Task goal
Where the data below has the string "十指弹琴", return the whole line.

Saved data entries
** start **

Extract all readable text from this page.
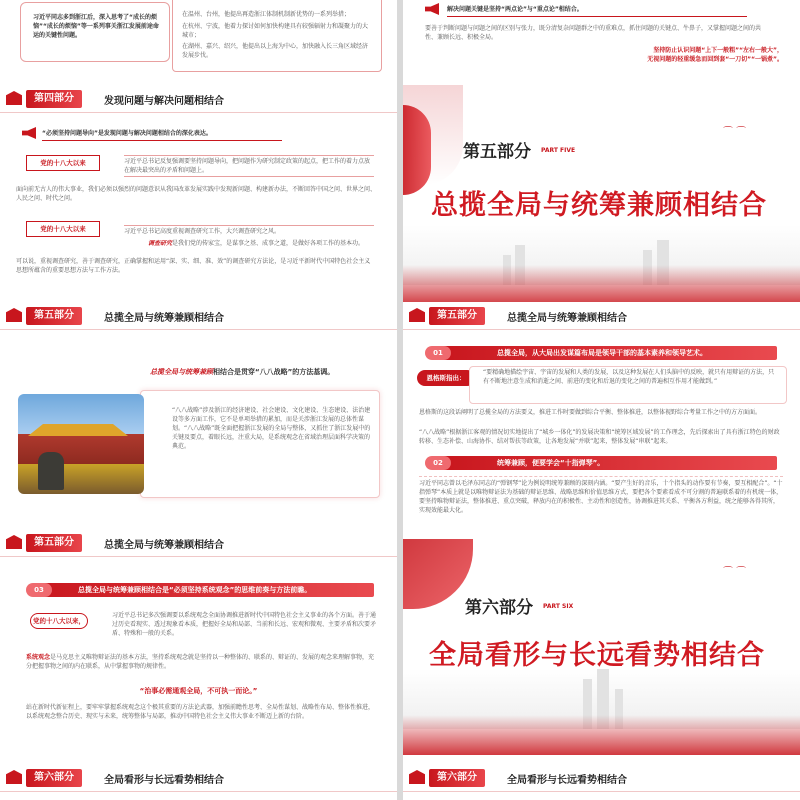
习近平同志多到浙江后，深入思考了“成长的烦恼”“成长的烦恼”等一系列事关浙江发展前途命运的关键性问题。
在温州、台州，他提出再造浙江体制机制新优势的一系列举措；
在杭州、宁波，他着力探讨如何加快构建具有较强辐射力和凝聚力的大城市；
在湖州、嘉兴、绍兴，他提出以上海为中心，加快融入长三角区域经济发展步伐。
解决问题关键是坚持“两点论”与“重点论”相结合。
要善于判断问题与问题之间的区别与张力，既分清复杂问题群之中的重难点，抓住问题的关键点、牛鼻子，又掌握问题之间的共性、兼顾长远、积极全局。
坚持防止认识问题“上下一般粗”“左右一般大”，
无视问题的轻重缓急而回到套“一刀切”“一锅煮”。
第四部分	发现问题与解决问题相结合
“必须坚持问题导向”是发现问题与解决问题相结合的深化表达。
党的十八大以来	习近平总书记反复强调要坚持问题导向，把问题作为研究制定政策的起点，把工作的着力点放在解决最突出的矛盾和问题上。
面向前无古人的伟大事业，我们必须以强烈的问题意识从我国改革发展实践中发现新问题、构建新办法，不断回答中国之问、世界之问、人民之问、时代之问。
党的十八大以来	习近平总书记高度重视调查研究工作，大兴调查研究之风。
调查研究是我们党的传家宝，是谋事之基、成事之道，是做好各项工作的基本功。
可以说，重视调查研究，善于调查研究，正确掌握和运用“深、实、细、准、效”的调查研究方法论，是习近平新时代中国特色社会主义思想所蕴含的重要思想方法与工作方法。
⌒ ⌒
第五部分 PART FIVE
总揽全局与统筹兼顾相结合
第五部分	总揽全局与统筹兼顾相结合
总揽全局与统筹兼顾相结合是贯穿“八八战略”的方法基调。
“八八战略”涉及浙江的经济建设、社会建设、文化建设、生态建设、法治建设等多方面工作，它不是单项举措的累加，而是关涉浙江发展的总体性谋划。“八八战略”既全面把握浙江发展的全局与整体，又抓住了浙江发展中的关键及要点，着眼长远，注重大局，是系统观念在省域治理层面科学决策的典范。
第五部分	总揽全局与统筹兼顾相结合
总揽全局，从大局出发谋篇布局是领导干部的基本素养和领导艺术。
01
恩格斯指出：
“要精确地描绘宇宙、宇宙的发展和人类的发展，以及这种发展在人们头脑中的反映，就只有用辩证的方法，只有不断地注意生成和消逝之间、前进的变化和后退的变化之间的普遍相互作用才能做到。”
恩格斯的这段话阐明了总揽全局的方法要义，推进工作时要做到综合平衡、整体推进，以整体视野综合考量工作之中的方方面面。
“八八战略”根据浙江客观的情况切实地提出了“城乡一体化”的发展决策和“统筹区域发展”的工作理念，先后探索出了具有浙江特色的财政转移、生态补偿、山海协作、结对帮扶等政策，让各地发展“并联”起来，整体发展“串联”起来。
统筹兼顾，便要学会“十指弹琴”。
02
习近平同志曾以毛泽东同志的“弹钢琴”论为例说明统筹兼顾的深刻内涵。“要产生好的音乐，十个指头的动作要有节奏，要互相配合”。“十指弹琴”本质上就是以唯物辩证法为基础的辩证思维、战略思维和价值思维方式，要把各个要素看成不可分割的普遍联系着的有机统一体，要坚持唯物辩证法，整体推进、重点突破，释放内在的积极性、主动性和创造性，协调推进其关系、平衡各方利益，统之能够各得其所，实现效能最大化。
第五部分	总揽全局与统筹兼顾相结合
总揽全局与统筹兼顾相结合是“必须坚持系统观念”的思维前奏与方法前瞻。
03
党的十八大以来，
习近平总书记多次强调要以系统观念全面协调推进新时代中国特色社会主义事业的各个方面。善于通过历史看现实、透过现象看本质，把握好全局和局部、当前和长远、宏观和微观、主要矛盾和次要矛盾、特殊和一般的关系。
系统观念是马克思主义唯物辩证法的基本方法，坚持系统观念就是坚持以一种整体的、联系的、辩证的、发展的观念来理解事物，充分把握事物之间的内在联系，从中掌握事物的规律性。
“治事必需通观全局，不可执一而论。”
站在新时代新征程上，要牢牢掌握系统观念这个极其重要的方法论武器，加强前瞻性思考、全局性谋划、战略性布局、整体性推进，以系统观念整合历史、现实与未来，统筹整体与局部，推动中国特色社会主义伟大事业不断迈上新的台阶。
⌒ ⌒
第六部分 PART SIX
全局看形与长远看势相结合
第六部分	全局看形与长远看势相结合	第六部分	全局看形与长远看势相结合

** end **

Task response
统筹兼顾，便要学会“十指弹琴”。
习近平同志曾以毛泽东同志的“弹钢琴”论为例说明统筹兼顾的深刻内涵。“要产生好的音乐，十个指头的动作要有节奏，要互相配合”。“十指弹琴”本质上就是以唯物辩证法为基础的辩证思维、战略思维和价值思维方式，要把各个要素看成不可分割的普遍联系着的有机统一体，要坚持唯物辩证法，整体推进、重点突破，释放内在的积极性、主动性和创造性，协调推进其关系、平衡各方利益，统之能够各得其所，实现效能最大化。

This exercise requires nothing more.